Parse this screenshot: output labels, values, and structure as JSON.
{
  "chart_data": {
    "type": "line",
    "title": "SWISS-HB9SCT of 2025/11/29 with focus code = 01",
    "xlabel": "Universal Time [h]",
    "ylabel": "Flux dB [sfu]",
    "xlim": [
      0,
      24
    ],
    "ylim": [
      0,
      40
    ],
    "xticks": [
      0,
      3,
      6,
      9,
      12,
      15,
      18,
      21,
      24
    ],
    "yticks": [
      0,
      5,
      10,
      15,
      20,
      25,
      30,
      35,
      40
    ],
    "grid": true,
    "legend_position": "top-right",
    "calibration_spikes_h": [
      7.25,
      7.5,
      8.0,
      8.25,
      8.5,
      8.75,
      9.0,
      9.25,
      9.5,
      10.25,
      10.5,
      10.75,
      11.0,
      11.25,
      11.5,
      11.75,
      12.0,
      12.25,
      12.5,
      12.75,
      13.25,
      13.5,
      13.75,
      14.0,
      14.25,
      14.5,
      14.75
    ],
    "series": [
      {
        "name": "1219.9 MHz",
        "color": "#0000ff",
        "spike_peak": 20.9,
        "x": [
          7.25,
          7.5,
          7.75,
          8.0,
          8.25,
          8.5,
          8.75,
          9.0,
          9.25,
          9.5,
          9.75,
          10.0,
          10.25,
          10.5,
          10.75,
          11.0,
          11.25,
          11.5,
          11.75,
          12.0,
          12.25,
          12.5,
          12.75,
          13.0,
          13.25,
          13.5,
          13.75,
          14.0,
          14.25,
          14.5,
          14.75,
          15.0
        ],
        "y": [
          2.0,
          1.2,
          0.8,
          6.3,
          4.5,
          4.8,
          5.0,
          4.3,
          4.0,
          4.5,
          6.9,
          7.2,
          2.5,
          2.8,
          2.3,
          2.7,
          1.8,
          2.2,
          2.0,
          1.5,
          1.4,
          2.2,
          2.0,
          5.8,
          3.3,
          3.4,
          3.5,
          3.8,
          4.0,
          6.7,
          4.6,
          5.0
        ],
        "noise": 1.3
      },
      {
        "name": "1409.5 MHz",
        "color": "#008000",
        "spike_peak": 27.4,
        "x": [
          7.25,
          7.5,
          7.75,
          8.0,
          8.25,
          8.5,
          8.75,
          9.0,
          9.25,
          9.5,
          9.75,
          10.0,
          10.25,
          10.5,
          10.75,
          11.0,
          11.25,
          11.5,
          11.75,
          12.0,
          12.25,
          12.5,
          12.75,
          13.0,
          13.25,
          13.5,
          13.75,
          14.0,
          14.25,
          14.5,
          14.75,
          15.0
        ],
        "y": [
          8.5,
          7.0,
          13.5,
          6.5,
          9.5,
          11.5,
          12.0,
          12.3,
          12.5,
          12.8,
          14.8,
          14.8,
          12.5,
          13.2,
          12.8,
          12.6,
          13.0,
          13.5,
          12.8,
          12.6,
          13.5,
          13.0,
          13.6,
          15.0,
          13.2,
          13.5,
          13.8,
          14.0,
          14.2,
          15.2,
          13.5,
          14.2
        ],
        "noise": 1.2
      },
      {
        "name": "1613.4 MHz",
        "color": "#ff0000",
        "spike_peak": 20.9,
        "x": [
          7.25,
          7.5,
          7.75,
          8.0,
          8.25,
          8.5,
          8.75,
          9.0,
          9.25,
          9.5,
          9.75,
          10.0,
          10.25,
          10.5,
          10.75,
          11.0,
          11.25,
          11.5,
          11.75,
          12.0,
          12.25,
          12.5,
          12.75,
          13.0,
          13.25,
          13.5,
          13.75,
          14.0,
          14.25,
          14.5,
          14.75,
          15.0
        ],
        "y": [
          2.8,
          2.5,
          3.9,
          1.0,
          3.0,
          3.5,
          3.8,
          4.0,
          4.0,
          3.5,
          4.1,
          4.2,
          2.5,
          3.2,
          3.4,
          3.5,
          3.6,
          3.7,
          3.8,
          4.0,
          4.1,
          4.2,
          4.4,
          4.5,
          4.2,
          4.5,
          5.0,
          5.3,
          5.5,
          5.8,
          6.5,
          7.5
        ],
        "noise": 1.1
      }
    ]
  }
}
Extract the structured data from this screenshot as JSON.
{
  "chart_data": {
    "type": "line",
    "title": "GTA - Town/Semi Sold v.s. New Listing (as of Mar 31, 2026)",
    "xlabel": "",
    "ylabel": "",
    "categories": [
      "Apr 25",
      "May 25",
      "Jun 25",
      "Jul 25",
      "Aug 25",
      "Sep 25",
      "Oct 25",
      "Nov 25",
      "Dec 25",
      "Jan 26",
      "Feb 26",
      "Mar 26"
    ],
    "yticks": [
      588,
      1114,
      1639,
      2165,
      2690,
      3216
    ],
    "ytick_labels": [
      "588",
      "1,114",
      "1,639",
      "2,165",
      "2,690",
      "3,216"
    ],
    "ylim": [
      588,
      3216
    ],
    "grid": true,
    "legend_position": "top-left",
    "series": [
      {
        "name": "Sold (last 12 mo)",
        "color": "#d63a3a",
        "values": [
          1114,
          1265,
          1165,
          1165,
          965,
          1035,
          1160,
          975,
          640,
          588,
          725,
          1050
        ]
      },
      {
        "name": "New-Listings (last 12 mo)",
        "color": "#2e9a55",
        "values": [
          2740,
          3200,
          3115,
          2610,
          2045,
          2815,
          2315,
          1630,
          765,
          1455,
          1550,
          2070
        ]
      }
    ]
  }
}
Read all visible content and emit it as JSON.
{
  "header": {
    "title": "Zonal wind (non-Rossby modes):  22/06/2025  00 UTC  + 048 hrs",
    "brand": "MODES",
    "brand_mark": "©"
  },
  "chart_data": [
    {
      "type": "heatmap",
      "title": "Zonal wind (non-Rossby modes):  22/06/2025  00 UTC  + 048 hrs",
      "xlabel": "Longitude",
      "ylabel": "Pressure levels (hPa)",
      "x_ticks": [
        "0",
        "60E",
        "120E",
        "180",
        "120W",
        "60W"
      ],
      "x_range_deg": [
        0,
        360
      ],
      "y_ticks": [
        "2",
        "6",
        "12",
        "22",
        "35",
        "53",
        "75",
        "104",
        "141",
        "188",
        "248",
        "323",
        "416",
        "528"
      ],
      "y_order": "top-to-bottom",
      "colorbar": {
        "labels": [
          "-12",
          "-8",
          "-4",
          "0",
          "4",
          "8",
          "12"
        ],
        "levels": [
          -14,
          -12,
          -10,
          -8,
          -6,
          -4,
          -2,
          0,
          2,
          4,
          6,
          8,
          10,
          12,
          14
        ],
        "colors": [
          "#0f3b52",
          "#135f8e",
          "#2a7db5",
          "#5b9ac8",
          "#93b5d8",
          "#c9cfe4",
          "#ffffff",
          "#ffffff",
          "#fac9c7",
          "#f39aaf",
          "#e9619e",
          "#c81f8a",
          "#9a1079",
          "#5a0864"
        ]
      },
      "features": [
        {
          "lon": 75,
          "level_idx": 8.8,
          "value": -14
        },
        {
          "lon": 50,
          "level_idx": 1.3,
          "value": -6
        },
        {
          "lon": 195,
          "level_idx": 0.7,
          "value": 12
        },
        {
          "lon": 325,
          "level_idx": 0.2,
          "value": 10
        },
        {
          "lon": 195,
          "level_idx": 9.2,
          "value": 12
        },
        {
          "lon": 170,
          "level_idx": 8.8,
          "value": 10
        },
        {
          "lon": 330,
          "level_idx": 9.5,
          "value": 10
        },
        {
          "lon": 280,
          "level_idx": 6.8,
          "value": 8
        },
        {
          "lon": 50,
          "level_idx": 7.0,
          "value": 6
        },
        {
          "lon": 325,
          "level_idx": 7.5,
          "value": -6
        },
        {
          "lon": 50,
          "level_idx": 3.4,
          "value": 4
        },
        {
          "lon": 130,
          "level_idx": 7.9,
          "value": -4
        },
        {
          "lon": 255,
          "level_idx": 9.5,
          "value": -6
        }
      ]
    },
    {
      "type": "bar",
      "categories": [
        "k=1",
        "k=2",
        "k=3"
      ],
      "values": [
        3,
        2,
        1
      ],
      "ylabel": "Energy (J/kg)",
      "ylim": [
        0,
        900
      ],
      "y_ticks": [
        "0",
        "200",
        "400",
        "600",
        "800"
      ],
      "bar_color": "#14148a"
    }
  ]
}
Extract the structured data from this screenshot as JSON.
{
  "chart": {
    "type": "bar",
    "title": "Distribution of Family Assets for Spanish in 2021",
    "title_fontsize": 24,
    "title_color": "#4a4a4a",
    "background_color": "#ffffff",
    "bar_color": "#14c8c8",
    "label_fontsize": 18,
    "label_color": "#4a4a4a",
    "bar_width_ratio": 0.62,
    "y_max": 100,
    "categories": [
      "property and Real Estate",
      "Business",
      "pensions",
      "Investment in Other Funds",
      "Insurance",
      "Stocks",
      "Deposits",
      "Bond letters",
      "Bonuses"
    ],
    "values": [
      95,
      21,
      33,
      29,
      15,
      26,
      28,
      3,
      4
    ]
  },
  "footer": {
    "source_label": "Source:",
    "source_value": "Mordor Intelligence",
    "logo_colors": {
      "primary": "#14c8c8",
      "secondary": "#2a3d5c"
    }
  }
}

• • • •

**Exercise prompt:** Gather each line of the records holding the string "values".

**Correct answer:**
Parse this screenshot: output labels, values, and structure as JSON.
        "values": [
        "values": [
      "values": [
    "values": [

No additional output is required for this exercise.